* _Task details_:
Print the lines from the very first one below through the line containing "close-icon[interactable]: × [845,10,859,24]", including both ends, reproducing each one character for character.

* _Element and region data_:
· · · · ·

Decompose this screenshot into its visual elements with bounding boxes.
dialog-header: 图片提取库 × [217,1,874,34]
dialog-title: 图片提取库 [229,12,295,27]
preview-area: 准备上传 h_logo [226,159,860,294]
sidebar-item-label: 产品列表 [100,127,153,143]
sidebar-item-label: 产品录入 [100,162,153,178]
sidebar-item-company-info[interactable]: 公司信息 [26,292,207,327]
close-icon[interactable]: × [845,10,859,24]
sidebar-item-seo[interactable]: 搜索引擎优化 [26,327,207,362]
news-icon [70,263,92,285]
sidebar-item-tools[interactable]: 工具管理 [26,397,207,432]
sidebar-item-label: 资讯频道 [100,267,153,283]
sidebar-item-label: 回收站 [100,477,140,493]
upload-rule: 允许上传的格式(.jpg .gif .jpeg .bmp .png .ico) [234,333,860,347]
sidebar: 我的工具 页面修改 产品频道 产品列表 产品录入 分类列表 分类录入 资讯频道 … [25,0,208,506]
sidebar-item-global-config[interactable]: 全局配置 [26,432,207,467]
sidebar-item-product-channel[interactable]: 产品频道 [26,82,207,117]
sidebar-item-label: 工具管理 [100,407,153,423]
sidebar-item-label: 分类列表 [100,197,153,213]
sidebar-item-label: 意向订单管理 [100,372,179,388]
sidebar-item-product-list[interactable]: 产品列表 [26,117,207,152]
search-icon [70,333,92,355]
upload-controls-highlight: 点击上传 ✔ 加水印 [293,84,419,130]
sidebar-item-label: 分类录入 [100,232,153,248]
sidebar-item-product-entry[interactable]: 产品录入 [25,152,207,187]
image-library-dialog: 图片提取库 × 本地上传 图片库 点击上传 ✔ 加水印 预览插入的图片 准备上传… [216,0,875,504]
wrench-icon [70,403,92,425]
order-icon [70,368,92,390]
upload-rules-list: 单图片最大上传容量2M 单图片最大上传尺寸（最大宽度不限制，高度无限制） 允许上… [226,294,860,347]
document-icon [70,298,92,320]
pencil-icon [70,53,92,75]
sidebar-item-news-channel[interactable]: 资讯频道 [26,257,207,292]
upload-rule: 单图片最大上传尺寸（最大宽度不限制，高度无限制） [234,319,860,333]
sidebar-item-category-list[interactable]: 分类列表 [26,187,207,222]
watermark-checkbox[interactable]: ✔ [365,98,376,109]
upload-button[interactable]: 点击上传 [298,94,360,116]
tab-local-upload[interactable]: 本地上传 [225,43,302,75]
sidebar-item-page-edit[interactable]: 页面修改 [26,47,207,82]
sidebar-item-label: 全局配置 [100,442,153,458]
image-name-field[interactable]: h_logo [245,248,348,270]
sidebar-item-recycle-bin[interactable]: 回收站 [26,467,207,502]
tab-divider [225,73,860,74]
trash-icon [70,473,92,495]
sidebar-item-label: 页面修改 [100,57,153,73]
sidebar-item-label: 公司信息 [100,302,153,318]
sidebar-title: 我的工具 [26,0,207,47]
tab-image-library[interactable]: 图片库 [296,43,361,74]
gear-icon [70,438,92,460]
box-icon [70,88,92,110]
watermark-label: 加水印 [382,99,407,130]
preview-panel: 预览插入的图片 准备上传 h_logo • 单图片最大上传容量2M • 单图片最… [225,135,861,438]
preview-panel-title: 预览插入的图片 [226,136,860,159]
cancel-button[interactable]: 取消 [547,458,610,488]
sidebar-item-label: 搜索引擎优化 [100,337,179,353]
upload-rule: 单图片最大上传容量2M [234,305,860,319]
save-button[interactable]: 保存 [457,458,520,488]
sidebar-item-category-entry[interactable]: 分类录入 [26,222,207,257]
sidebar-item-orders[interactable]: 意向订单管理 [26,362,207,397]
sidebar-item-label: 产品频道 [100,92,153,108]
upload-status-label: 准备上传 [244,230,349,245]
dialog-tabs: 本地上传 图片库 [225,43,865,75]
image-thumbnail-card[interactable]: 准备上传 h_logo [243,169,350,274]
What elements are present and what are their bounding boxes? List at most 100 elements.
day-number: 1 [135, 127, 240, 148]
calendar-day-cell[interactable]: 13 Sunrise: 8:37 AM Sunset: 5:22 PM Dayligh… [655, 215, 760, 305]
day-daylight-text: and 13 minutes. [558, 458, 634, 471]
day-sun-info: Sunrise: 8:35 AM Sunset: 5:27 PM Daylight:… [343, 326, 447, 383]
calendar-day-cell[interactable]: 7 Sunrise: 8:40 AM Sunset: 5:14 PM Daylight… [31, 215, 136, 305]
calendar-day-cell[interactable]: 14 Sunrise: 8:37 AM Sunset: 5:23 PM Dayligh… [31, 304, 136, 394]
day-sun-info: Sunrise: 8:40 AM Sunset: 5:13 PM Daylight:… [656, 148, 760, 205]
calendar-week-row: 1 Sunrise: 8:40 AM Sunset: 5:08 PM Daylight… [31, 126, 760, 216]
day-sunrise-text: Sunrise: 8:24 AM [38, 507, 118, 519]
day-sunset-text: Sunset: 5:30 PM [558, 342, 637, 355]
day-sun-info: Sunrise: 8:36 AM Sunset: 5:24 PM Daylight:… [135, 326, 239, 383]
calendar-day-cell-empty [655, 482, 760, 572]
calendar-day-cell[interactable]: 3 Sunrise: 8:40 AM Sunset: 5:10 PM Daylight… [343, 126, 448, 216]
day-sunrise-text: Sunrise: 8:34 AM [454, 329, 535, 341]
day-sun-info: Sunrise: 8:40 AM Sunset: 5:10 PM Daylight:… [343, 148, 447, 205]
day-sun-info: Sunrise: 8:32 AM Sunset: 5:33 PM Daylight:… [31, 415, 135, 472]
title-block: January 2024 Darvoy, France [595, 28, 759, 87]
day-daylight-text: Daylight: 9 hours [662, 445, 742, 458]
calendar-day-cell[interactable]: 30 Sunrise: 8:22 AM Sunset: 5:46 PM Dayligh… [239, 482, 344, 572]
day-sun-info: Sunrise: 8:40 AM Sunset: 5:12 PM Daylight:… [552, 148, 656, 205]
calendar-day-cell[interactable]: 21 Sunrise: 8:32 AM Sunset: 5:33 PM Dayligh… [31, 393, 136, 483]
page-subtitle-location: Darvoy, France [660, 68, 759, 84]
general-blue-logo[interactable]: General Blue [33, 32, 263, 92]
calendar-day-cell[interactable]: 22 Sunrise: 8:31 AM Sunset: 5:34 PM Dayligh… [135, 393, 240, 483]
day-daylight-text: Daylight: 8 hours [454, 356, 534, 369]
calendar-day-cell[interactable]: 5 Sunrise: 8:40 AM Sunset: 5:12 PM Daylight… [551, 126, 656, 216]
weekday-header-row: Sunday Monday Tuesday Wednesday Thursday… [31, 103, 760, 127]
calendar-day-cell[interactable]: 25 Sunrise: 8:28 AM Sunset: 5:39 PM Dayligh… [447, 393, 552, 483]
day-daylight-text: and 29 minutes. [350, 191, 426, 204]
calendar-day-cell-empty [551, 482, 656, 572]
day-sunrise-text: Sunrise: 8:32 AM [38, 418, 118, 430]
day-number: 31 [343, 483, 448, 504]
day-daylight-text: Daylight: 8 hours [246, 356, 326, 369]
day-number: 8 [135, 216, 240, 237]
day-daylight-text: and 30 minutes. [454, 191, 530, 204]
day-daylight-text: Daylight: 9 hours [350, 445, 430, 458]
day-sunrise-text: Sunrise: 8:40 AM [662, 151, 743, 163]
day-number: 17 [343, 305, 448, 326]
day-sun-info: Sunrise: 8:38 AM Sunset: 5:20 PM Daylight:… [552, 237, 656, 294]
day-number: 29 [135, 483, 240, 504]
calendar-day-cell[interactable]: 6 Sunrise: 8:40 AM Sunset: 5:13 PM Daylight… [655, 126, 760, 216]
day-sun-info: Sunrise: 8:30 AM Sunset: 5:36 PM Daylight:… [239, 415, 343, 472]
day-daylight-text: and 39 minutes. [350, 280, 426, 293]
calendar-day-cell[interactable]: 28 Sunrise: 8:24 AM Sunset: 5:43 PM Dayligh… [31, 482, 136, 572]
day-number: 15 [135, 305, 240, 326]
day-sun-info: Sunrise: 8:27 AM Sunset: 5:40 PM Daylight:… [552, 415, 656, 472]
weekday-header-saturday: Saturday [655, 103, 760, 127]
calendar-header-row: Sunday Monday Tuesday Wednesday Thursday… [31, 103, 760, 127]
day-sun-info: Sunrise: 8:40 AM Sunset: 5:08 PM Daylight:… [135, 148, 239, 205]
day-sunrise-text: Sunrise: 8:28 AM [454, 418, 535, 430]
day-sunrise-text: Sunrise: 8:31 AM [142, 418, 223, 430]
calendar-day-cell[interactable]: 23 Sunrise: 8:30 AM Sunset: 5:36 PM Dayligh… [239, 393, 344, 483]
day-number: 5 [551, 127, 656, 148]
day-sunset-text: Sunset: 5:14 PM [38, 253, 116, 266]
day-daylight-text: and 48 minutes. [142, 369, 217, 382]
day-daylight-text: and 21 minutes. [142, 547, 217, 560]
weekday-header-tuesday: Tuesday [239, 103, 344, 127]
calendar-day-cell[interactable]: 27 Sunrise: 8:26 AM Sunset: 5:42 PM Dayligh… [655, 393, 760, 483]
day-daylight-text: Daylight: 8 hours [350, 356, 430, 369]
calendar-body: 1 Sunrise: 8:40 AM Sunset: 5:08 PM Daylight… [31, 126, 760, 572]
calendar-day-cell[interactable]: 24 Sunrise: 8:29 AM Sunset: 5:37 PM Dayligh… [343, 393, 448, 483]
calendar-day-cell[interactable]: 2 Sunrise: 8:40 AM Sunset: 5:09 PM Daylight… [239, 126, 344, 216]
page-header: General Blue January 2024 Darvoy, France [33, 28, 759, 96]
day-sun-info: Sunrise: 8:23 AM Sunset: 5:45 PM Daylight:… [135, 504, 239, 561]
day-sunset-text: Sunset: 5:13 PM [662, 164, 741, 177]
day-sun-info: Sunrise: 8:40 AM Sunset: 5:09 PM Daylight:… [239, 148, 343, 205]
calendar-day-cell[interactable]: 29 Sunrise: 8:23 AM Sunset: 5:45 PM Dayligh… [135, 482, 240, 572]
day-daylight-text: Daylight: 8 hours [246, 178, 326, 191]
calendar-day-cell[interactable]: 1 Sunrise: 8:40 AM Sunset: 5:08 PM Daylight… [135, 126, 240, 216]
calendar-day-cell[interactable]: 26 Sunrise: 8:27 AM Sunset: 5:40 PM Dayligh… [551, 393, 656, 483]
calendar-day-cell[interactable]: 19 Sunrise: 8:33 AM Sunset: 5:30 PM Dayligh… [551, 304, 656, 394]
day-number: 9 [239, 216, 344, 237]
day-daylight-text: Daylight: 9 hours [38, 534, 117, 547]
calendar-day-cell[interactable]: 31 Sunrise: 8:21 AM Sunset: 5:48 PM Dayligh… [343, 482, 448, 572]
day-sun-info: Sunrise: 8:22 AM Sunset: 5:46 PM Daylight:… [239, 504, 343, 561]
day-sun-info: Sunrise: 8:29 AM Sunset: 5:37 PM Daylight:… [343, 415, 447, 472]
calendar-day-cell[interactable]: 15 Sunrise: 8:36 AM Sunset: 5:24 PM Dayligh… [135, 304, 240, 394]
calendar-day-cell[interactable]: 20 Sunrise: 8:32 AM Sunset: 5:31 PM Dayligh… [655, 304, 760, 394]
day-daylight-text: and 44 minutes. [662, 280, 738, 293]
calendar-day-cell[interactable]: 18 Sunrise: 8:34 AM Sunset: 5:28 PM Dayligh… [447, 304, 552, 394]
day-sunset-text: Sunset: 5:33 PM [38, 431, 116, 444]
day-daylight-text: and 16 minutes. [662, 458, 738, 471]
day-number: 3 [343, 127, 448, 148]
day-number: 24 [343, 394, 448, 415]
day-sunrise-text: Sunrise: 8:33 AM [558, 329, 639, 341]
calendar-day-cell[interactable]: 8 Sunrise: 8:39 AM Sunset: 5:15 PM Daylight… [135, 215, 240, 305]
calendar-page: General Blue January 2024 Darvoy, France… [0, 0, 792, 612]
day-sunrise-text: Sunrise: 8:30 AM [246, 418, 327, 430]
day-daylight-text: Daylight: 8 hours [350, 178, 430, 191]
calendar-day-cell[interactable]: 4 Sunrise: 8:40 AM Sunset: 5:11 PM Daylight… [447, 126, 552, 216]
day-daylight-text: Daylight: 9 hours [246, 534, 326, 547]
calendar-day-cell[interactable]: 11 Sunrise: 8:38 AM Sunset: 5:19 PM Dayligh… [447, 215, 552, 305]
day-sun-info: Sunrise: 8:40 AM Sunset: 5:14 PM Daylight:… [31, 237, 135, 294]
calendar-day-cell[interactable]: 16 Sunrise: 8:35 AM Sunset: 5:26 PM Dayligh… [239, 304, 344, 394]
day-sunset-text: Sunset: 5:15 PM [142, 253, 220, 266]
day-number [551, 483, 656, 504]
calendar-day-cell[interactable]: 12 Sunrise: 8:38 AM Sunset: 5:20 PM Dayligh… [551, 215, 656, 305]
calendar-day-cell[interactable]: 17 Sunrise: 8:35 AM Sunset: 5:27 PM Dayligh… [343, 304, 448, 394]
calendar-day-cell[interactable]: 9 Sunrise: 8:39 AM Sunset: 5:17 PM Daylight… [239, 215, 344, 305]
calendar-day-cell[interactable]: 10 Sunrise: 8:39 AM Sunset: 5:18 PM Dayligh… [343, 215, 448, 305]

· · · · ·

* _Output_:
Decompose this screenshot into its visual elements with bounding boxes.
dialog-header: 图片提取库 × [217,1,874,34]
dialog-title: 图片提取库 [229,12,295,27]
preview-area: 准备上传 h_logo [226,159,860,294]
sidebar-item-label: 产品列表 [100,127,153,143]
sidebar-item-label: 产品录入 [100,162,153,178]
sidebar-item-company-info[interactable]: 公司信息 [26,292,207,327]
close-icon[interactable]: × [845,10,859,24]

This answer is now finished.